┌────────

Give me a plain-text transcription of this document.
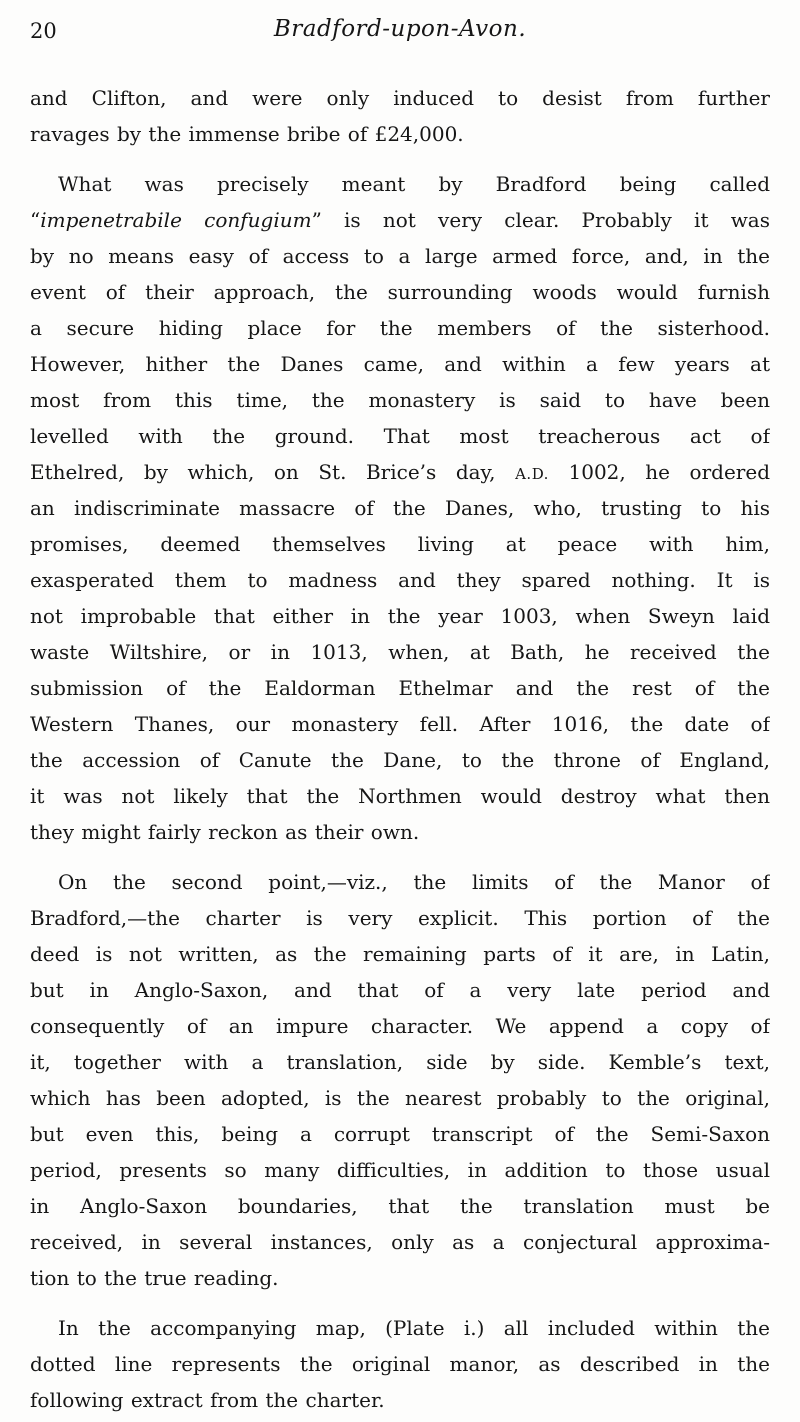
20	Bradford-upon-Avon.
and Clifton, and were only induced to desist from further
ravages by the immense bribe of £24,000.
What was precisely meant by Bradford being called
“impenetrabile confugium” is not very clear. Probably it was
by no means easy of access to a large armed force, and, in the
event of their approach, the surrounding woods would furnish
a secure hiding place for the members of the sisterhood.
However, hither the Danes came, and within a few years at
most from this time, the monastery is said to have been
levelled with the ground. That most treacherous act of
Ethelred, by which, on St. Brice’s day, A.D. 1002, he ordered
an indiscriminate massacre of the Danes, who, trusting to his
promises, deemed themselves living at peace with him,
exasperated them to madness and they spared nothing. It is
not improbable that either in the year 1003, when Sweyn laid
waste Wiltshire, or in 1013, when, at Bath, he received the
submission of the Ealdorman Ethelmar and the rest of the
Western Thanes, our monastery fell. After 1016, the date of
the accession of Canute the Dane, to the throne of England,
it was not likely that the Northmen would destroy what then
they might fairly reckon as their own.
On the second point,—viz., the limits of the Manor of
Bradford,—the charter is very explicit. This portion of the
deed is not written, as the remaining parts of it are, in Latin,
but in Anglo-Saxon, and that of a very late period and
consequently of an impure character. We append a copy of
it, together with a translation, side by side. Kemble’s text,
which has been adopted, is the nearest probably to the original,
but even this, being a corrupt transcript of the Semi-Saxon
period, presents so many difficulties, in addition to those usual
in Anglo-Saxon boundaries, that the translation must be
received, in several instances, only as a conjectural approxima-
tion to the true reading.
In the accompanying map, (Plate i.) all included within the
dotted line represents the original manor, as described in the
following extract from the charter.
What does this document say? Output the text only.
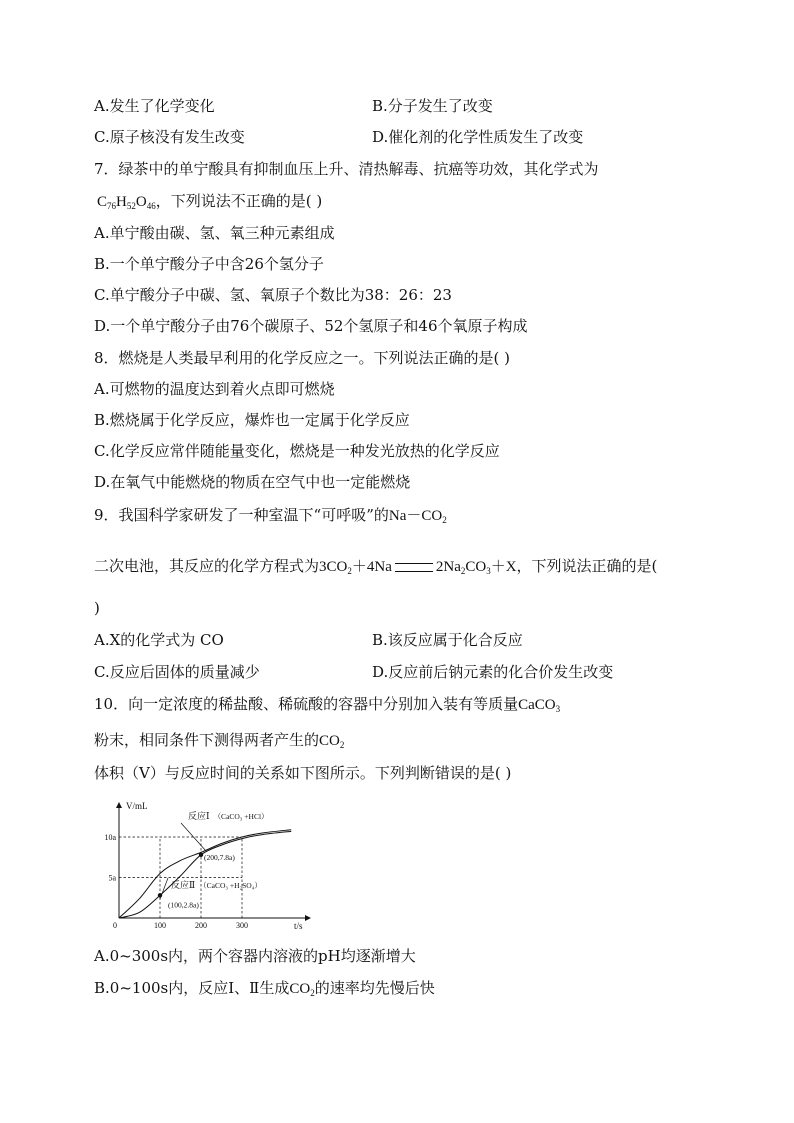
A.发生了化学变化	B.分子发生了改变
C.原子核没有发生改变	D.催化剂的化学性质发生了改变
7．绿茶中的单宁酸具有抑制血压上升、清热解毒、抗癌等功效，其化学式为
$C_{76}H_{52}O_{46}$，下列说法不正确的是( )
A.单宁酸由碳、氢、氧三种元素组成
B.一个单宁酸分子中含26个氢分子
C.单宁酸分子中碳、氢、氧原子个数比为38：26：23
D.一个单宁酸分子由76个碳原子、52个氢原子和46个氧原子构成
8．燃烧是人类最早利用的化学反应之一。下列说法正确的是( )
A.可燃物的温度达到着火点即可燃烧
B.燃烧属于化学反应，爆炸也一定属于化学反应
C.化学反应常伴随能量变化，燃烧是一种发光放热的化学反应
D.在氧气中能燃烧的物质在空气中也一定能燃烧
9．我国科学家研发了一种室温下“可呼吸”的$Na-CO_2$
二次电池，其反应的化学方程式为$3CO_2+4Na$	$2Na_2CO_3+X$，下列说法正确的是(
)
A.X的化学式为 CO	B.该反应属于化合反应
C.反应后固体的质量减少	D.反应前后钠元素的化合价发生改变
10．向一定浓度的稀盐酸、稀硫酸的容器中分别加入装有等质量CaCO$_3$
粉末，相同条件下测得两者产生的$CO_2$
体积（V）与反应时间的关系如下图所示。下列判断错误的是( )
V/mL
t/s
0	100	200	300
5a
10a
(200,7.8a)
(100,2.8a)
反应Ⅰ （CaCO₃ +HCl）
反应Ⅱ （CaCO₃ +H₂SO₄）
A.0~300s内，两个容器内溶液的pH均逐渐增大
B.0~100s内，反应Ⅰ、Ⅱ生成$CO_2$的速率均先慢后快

└────────

Your copy should match the entries exactly, minus the pictures.

Give me a plain-text transcription of this document.
20	Bradford-upon-Avon.
and Clifton, and were only induced to desist from further
ravages by the immense bribe of £24,000.
What was precisely meant by Bradford being called
“impenetrabile confugium” is not very clear. Probably it was
by no means easy of access to a large armed force, and, in the
event of their approach, the surrounding woods would furnish
a secure hiding place for the members of the sisterhood.
However, hither the Danes came, and within a few years at
most from this time, the monastery is said to have been
levelled with the ground. That most treacherous act of
Ethelred, by which, on St. Brice’s day, A.D. 1002, he ordered
an indiscriminate massacre of the Danes, who, trusting to his
promises, deemed themselves living at peace with him,
exasperated them to madness and they spared nothing. It is
not improbable that either in the year 1003, when Sweyn laid
waste Wiltshire, or in 1013, when, at Bath, he received the
submission of the Ealdorman Ethelmar and the rest of the
Western Thanes, our monastery fell. After 1016, the date of
the accession of Canute the Dane, to the throne of England,
it was not likely that the Northmen would destroy what then
they might fairly reckon as their own.
On the second point,—viz., the limits of the Manor of
Bradford,—the charter is very explicit. This portion of the
deed is not written, as the remaining parts of it are, in Latin,
but in Anglo-Saxon, and that of a very late period and
consequently of an impure character. We append a copy of
it, together with a translation, side by side. Kemble’s text,
which has been adopted, is the nearest probably to the original,
but even this, being a corrupt transcript of the Semi-Saxon
period, presents so many difficulties, in addition to those usual
in Anglo-Saxon boundaries, that the translation must be
received, in several instances, only as a conjectural approxima-
tion to the true reading.
In the accompanying map, (Plate i.) all included within the
dotted line represents the original manor, as described in the
following extract from the charter.
What does this document say? Output the text only.
A.发生了化学变化	B.分子发生了改变
C.原子核没有发生改变	D.催化剂的化学性质发生了改变
7．绿茶中的单宁酸具有抑制血压上升、清热解毒、抗癌等功效，其化学式为
$C_{76}H_{52}O_{46}$，下列说法不正确的是( )
A.单宁酸由碳、氢、氧三种元素组成
B.一个单宁酸分子中含26个氢分子
C.单宁酸分子中碳、氢、氧原子个数比为38：26：23
D.一个单宁酸分子由76个碳原子、52个氢原子和46个氧原子构成
8．燃烧是人类最早利用的化学反应之一。下列说法正确的是( )
A.可燃物的温度达到着火点即可燃烧
B.燃烧属于化学反应，爆炸也一定属于化学反应
C.化学反应常伴随能量变化，燃烧是一种发光放热的化学反应
D.在氧气中能燃烧的物质在空气中也一定能燃烧
9．我国科学家研发了一种室温下“可呼吸”的$Na-CO_2$
二次电池，其反应的化学方程式为$3CO_2+4Na$	$2Na_2CO_3+X$，下列说法正确的是(
)
A.X的化学式为 CO	B.该反应属于化合反应
C.反应后固体的质量减少	D.反应前后钠元素的化合价发生改变
10．向一定浓度的稀盐酸、稀硫酸的容器中分别加入装有等质量CaCO$_3$
粉末，相同条件下测得两者产生的$CO_2$
体积（V）与反应时间的关系如下图所示。下列判断错误的是( )
V/mL
t/s
0	100	200	300
5a
10a
(200,7.8a)
(100,2.8a)
反应Ⅰ （CaCO₃ +HCl）
反应Ⅱ （CaCO₃ +H₂SO₄）
A.0~300s内，两个容器内溶液的pH均逐渐增大
B.0~100s内，反应Ⅰ、Ⅱ生成$CO_2$的速率均先慢后快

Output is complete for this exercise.